=== Instructions to follow ===
How many lines in the records below contain the word "text"? Give only the number.

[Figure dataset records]
------------------------------
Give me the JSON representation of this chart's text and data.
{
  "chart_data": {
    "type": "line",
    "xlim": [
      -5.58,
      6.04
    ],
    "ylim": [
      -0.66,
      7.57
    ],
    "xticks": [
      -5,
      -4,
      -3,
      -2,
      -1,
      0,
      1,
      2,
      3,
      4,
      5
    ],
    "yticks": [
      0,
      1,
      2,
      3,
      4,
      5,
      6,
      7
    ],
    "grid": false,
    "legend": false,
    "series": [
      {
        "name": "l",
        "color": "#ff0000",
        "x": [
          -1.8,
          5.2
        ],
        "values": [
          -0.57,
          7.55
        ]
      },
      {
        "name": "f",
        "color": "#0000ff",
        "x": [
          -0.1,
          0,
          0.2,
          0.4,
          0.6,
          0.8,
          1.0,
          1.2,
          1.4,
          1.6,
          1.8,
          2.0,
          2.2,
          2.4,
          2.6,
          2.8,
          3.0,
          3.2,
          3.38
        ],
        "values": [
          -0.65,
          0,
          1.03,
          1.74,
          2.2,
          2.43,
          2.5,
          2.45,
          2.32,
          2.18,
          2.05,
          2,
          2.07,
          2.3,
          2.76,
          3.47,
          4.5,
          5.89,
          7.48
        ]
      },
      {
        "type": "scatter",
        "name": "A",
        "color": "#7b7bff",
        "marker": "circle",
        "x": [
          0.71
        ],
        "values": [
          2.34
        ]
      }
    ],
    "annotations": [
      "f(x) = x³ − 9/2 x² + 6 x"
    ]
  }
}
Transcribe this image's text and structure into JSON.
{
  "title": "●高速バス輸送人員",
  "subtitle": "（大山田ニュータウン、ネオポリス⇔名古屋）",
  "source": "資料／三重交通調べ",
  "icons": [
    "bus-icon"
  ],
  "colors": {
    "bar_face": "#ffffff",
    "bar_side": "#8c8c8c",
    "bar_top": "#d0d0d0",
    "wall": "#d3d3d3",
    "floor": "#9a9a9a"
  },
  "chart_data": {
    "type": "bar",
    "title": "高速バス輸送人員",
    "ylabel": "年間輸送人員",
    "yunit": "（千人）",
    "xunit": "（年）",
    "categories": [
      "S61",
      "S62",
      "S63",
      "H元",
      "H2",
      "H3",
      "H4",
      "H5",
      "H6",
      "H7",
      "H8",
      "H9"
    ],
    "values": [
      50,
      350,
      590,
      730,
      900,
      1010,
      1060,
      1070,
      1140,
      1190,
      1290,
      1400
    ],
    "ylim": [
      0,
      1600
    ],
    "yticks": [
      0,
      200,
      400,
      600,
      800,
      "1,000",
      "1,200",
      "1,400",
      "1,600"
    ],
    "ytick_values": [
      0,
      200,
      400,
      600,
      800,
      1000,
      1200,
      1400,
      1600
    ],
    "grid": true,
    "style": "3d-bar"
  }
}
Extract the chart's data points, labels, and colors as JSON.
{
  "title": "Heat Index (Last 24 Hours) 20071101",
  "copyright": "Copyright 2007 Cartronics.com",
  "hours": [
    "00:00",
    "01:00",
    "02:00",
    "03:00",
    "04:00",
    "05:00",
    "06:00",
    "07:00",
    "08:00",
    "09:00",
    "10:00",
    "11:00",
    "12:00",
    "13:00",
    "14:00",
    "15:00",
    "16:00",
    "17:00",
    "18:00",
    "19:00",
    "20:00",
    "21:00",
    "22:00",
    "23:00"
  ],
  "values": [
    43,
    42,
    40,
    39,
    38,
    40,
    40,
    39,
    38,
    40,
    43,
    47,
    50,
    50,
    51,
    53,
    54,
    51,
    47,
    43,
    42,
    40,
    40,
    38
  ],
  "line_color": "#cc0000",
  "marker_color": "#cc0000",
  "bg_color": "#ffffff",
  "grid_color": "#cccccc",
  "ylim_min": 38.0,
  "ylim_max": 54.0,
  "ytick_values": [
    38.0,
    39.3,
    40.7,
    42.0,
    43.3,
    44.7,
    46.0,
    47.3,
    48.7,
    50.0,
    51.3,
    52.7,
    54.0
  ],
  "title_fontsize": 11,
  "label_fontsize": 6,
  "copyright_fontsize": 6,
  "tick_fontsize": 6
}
------------------------------
=== Response for this exercise ===
2